The exercise
Can you copy out the data exactly? Leave the images out.

━━━━━ Dataset records

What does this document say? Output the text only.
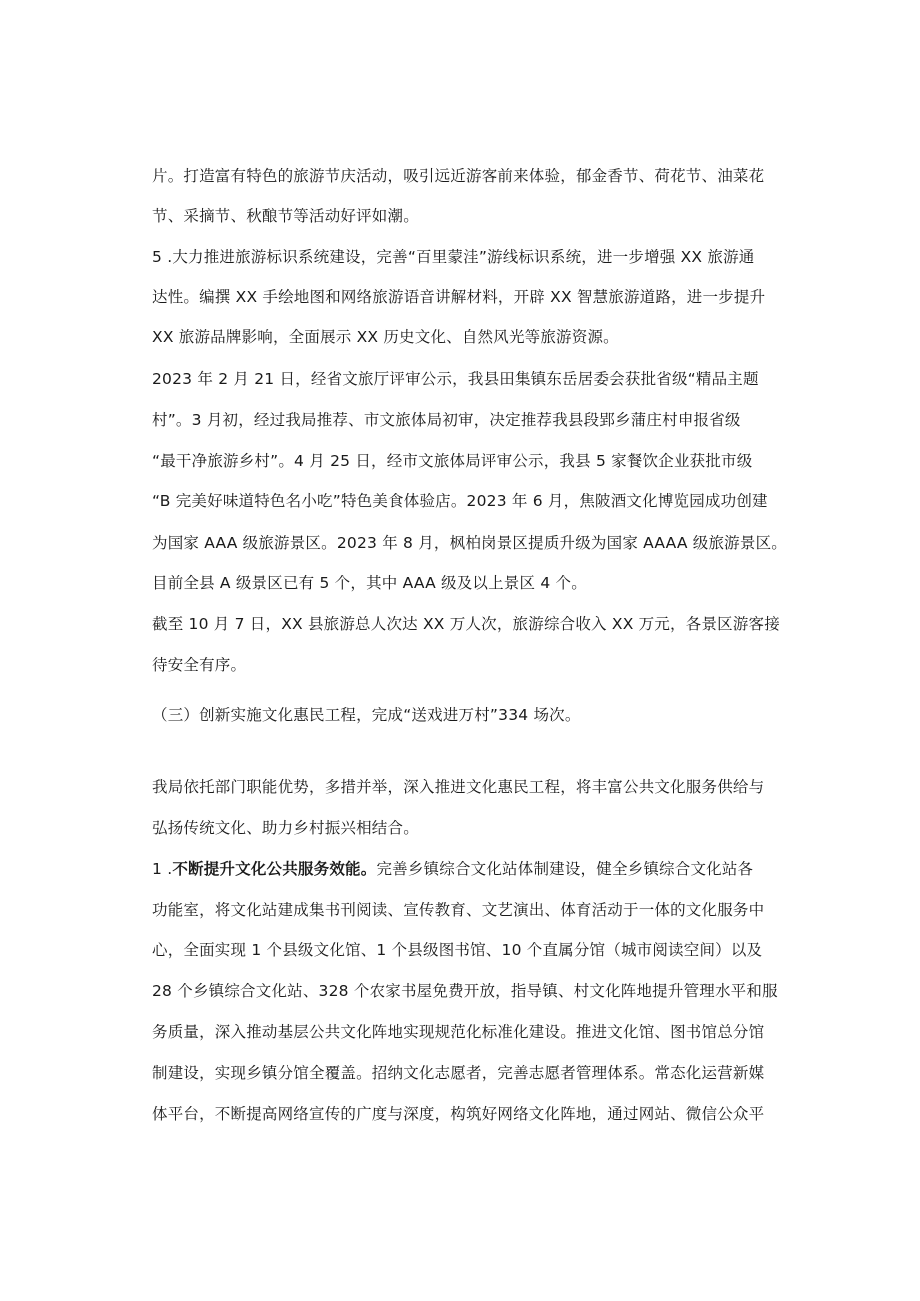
片。打造富有特色的旅游节庆活动，吸引远近游客前来体验，郁金香节、荷花节、油菜花
节、采摘节、秋酿节等活动好评如潮。
5 .大力推进旅游标识系统建设，完善“百里蒙洼”游线标识系统，进一步增强 XX 旅游通
达性。编撰 XX 手绘地图和网络旅游语音讲解材料，开辟 XX 智慧旅游道路，进一步提升
XX 旅游品牌影响，全面展示 XX 历史文化、自然风光等旅游资源。
2023 年 2 月 21 日，经省文旅厅评审公示，我县田集镇东岳居委会获批省级“精品主题
村”。3 月初，经过我局推荐、市文旅体局初审，决定推荐我县段郢乡蒲庄村申报省级
“最干净旅游乡村”。4 月 25 日，经市文旅体局评审公示，我县 5 家餐饮企业获批市级
“B 完美好味道特色名小吃”特色美食体验店。2023 年 6 月，焦陂酒文化博览园成功创建
为国家 AAA 级旅游景区。2023 年 8 月，枫柏岗景区提质升级为国家 AAAA 级旅游景区。
目前全县 A 级景区已有 5 个，其中 AAA 级及以上景区 4 个。
截至 10 月 7 日，XX 县旅游总人次达 XX 万人次，旅游综合收入 XX 万元，各景区游客接
待安全有序。
（三）创新实施文化惠民工程，完成“送戏进万村”334 场次。
我局依托部门职能优势，多措并举，深入推进文化惠民工程，将丰富公共文化服务供给与
弘扬传统文化、助力乡村振兴相结合。
1 .不断提升文化公共服务效能。完善乡镇综合文化站体制建设，健全乡镇综合文化站各
功能室，将文化站建成集书刊阅读、宣传教育、文艺演出、体育活动于一体的文化服务中
心，全面实现 1 个县级文化馆、1 个县级图书馆、10 个直属分馆（城市阅读空间）以及
28 个乡镇综合文化站、328 个农家书屋免费开放，指导镇、村文化阵地提升管理水平和服
务质量，深入推动基层公共文化阵地实现规范化标准化建设。推进文化馆、图书馆总分馆
制建设，实现乡镇分馆全覆盖。招纳文化志愿者，完善志愿者管理体系。常态化运营新媒
体平台，不断提高网络宣传的广度与深度，构筑好网络文化阵地，通过网站、微信公众平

━━━━━━━━━━

Task result
What does this document say? Output the text only.
片。打造富有特色的旅游节庆活动，吸引远近游客前来体验，郁金香节、荷花节、油菜花
节、采摘节、秋酿节等活动好评如潮。
5 .大力推进旅游标识系统建设，完善“百里蒙洼”游线标识系统，进一步增强 XX 旅游通
达性。编撰 XX 手绘地图和网络旅游语音讲解材料，开辟 XX 智慧旅游道路，进一步提升
XX 旅游品牌影响，全面展示 XX 历史文化、自然风光等旅游资源。
2023 年 2 月 21 日，经省文旅厅评审公示，我县田集镇东岳居委会获批省级“精品主题
村”。3 月初，经过我局推荐、市文旅体局初审，决定推荐我县段郢乡蒲庄村申报省级
“最干净旅游乡村”。4 月 25 日，经市文旅体局评审公示，我县 5 家餐饮企业获批市级
“B 完美好味道特色名小吃”特色美食体验店。2023 年 6 月，焦陂酒文化博览园成功创建
为国家 AAA 级旅游景区。2023 年 8 月，枫柏岗景区提质升级为国家 AAAA 级旅游景区。
目前全县 A 级景区已有 5 个，其中 AAA 级及以上景区 4 个。
截至 10 月 7 日，XX 县旅游总人次达 XX 万人次，旅游综合收入 XX 万元，各景区游客接
待安全有序。
（三）创新实施文化惠民工程，完成“送戏进万村”334 场次。
我局依托部门职能优势，多措并举，深入推进文化惠民工程，将丰富公共文化服务供给与
弘扬传统文化、助力乡村振兴相结合。
1 .不断提升文化公共服务效能。完善乡镇综合文化站体制建设，健全乡镇综合文化站各
功能室，将文化站建成集书刊阅读、宣传教育、文艺演出、体育活动于一体的文化服务中
心，全面实现 1 个县级文化馆、1 个县级图书馆、10 个直属分馆（城市阅读空间）以及
28 个乡镇综合文化站、328 个农家书屋免费开放，指导镇、村文化阵地提升管理水平和服
务质量，深入推动基层公共文化阵地实现规范化标准化建设。推进文化馆、图书馆总分馆
制建设，实现乡镇分馆全覆盖。招纳文化志愿者，完善志愿者管理体系。常态化运营新媒
体平台，不断提高网络宣传的广度与深度，构筑好网络文化阵地，通过网站、微信公众平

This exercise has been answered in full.